* [SOURCE PASSAGE]
[start]
Performance Tip: Set the capacity of a collection is you know its size.

Overview

An advantage of using a Collection or Map over using a plain array is you don't need to know how big it will be when you create it. Often this is the case. However sometimes you know what the size will be and its can be more efficient in CPU and memory if you give the correct length when it is created.

Don't set the length if you don't know what it is

Often the default size is likely to be the best, so just leave the default.
public static <T> ArrayList<T> list(Enumeration<T> e) {
    ArrayList<T> l = new ArrayList<T>();
    while (e.hasMoreElements())
        l.add(e.nextElement());
    return l;
}
Enumeration does give you a hint as the the final size, so just leave the default.

If you know the size of a Collection set it

In this example, the number of elements in the List is fixed and known.

From AnyImpl.checkExtractBadOperationList(int[] expected)
List list = new ArrayList() ;
for (int ctr=0; ctr<expected.length; ctr++)
    list.add( getTCKindName( expected[ctr] ) ) ;
As you can see the List will have expected.length elements. This would be more efficent if the list were defined
List list = new ArrayList(expected.length);

Set the capacity of a HashMap or LinkedHashMap with the load factor

When you set the capacity of a HashMap, you have to consider the load factor as well. This is because the collection will grow when the load factor is reached. For an ArrayList this is always 1 (it won't grow until the size reaches the capacity) However the typical load factor of a HashMap is 0.75f which means the capacity will grow when the size reaches 75% of capacity.
[end]
* [RECORD EXTRACTS]
[start]
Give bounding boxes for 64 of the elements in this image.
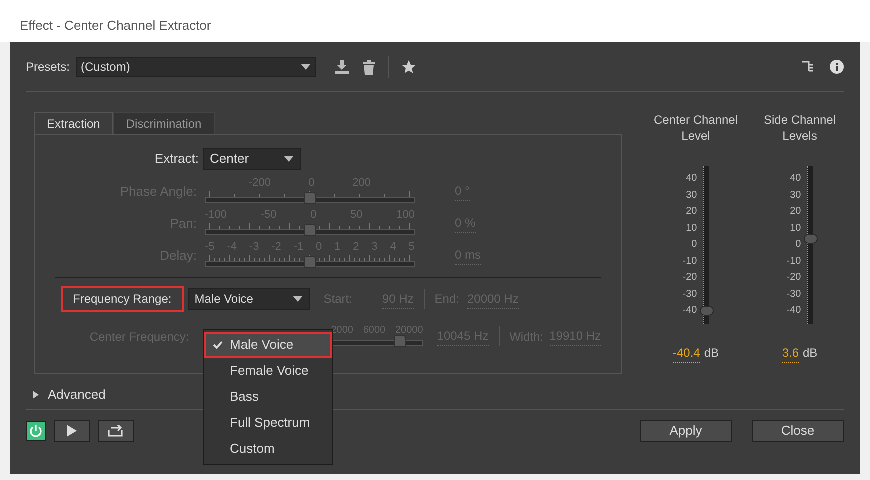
unit-label: dB bbox=[704, 345, 720, 362]
trash-icon[interactable] bbox=[362, 58, 376, 74]
dialog-button[interactable]: Close bbox=[752, 420, 844, 442]
menu-item[interactable]: Male Voice bbox=[204, 332, 332, 358]
meter-tick-label: 20 bbox=[685, 207, 698, 217]
presets-label: Presets: bbox=[26, 58, 70, 76]
meter-tick-label: 0 bbox=[690, 240, 698, 250]
meter-thumb[interactable] bbox=[804, 234, 818, 244]
meter-tick-label: -40 bbox=[786, 306, 802, 316]
caret-icon bbox=[284, 156, 294, 162]
menu-item-label: Bass bbox=[230, 388, 259, 406]
meter-tick-label: -30 bbox=[682, 290, 698, 300]
extract-dropdown[interactable]: Center bbox=[203, 148, 301, 170]
meter-tick-label: 40 bbox=[685, 174, 698, 184]
caret-icon bbox=[301, 64, 312, 70]
check-icon bbox=[213, 341, 223, 349]
menu-item[interactable]: Full Spectrum bbox=[204, 410, 332, 436]
frequency-range-dropdown[interactable]: Male Voice bbox=[188, 288, 310, 310]
meter-tick-label: 30 bbox=[789, 190, 802, 200]
extract-label: Extract: bbox=[154, 150, 200, 168]
power-icon bbox=[29, 424, 43, 438]
caret-icon bbox=[292, 296, 303, 302]
meter-tick-label: 20 bbox=[789, 207, 802, 217]
meter-title: Side Channel Levels bbox=[762, 112, 838, 145]
meter-value[interactable]: 3.6 bbox=[782, 344, 799, 363]
star-icon[interactable] bbox=[401, 58, 418, 74]
routing-icon[interactable] bbox=[802, 60, 816, 72]
tab[interactable]: Discrimination bbox=[113, 112, 215, 134]
meter-value[interactable]: -40.4 bbox=[672, 344, 700, 363]
menu-item[interactable]: Custom bbox=[204, 436, 332, 462]
tab[interactable]: Extraction bbox=[34, 112, 114, 134]
play-button[interactable] bbox=[54, 420, 90, 442]
menu-item-label: Male Voice bbox=[230, 336, 294, 354]
unit-label: dB bbox=[803, 345, 818, 362]
menu-item-label: Female Voice bbox=[230, 362, 309, 380]
presets-dropdown[interactable]: (Custom) bbox=[76, 56, 316, 76]
menu-item-label: Custom bbox=[230, 440, 275, 458]
meter-tick-label: 10 bbox=[685, 224, 698, 234]
info-icon[interactable] bbox=[830, 60, 844, 74]
meter-title: Center Channel Level bbox=[652, 112, 740, 145]
loop-icon bbox=[108, 425, 124, 437]
menu-item[interactable]: Female Voice bbox=[204, 358, 332, 384]
play-icon bbox=[67, 425, 77, 437]
meter-tick-label: -10 bbox=[786, 256, 802, 266]
meter-tick-label: -20 bbox=[682, 273, 698, 283]
dialog-button[interactable]: Apply bbox=[640, 420, 732, 442]
window-title: Effect - Center Channel Extractor bbox=[20, 17, 212, 36]
meter-tick-label: -10 bbox=[682, 256, 698, 266]
download-icon[interactable] bbox=[334, 58, 350, 74]
meter-tick-label: -40 bbox=[682, 306, 698, 316]
triangle-icon bbox=[32, 390, 40, 398]
menu-item-label: Full Spectrum bbox=[230, 414, 310, 432]
loop-button[interactable] bbox=[98, 420, 134, 442]
menu-item[interactable]: Bass bbox=[204, 384, 332, 410]
meter-tick-label: 40 bbox=[789, 174, 802, 184]
power-button[interactable] bbox=[26, 421, 46, 441]
meter-tick-label: -20 bbox=[786, 273, 802, 283]
advanced-toggle[interactable]: Advanced bbox=[32, 384, 106, 404]
meter-tick-label: 0 bbox=[794, 240, 802, 250]
meter-tick-label: 10 bbox=[789, 224, 802, 234]
meter-tick-label: 30 bbox=[685, 190, 698, 200]
frequency-range-label: Frequency Range: bbox=[61, 286, 184, 312]
meter-tick-label: -30 bbox=[786, 290, 802, 300]
meter-thumb[interactable] bbox=[700, 306, 714, 316]
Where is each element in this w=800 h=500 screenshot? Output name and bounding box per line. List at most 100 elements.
[end]
* [EXERCISE SET]
[A] List the section headings that appear below the title of the collection-capacity tip.
[B] According to the collection-capacity tip, what is the typical load factor of a HashMap?
[C] Write the next part of the collection-capacity tip, picking up after its final sentence.

* [RESPONSES]
[A]
Overview
Don't set the length if you don't know what it is
If you know the size of a Collection set it
Set the capacity of a HashMap or LinkedHashMap with the load factor

[B] 0.75f, so the capacity grows when the size reaches 75% of capacity.

[C]
From HashAttributeSet.readObject(ObjectInputStream)
attrMap = new HashMap();
int count = s.readInt();
Attribute attr;
for (int i = 0; i < count; i++) {
    attr = (Attribute)s.readObject();
    add(attr);
} 
To optimise this the size could be set.
int count = s.readInt();
attrMap = new HashMap(count*4/3); // divide by 0.75 to get the desired capacity.
for (int i = 0; i < count; i++) {
    add((Attribute)s.readObject());
} 
Note: For HashMap, the capacity is always a power of 2 or the next power of two you provide.

Bonus tip: A collection doesn't need to be thread safe if it is only read by multiple threads.

It is possible to write a collection which is modified by just reading it. Using LinkedHashMap with accessOrder=true is one example. However most collections are not modified by reading them and don't need to be thread safe if they are only read by multiple threads.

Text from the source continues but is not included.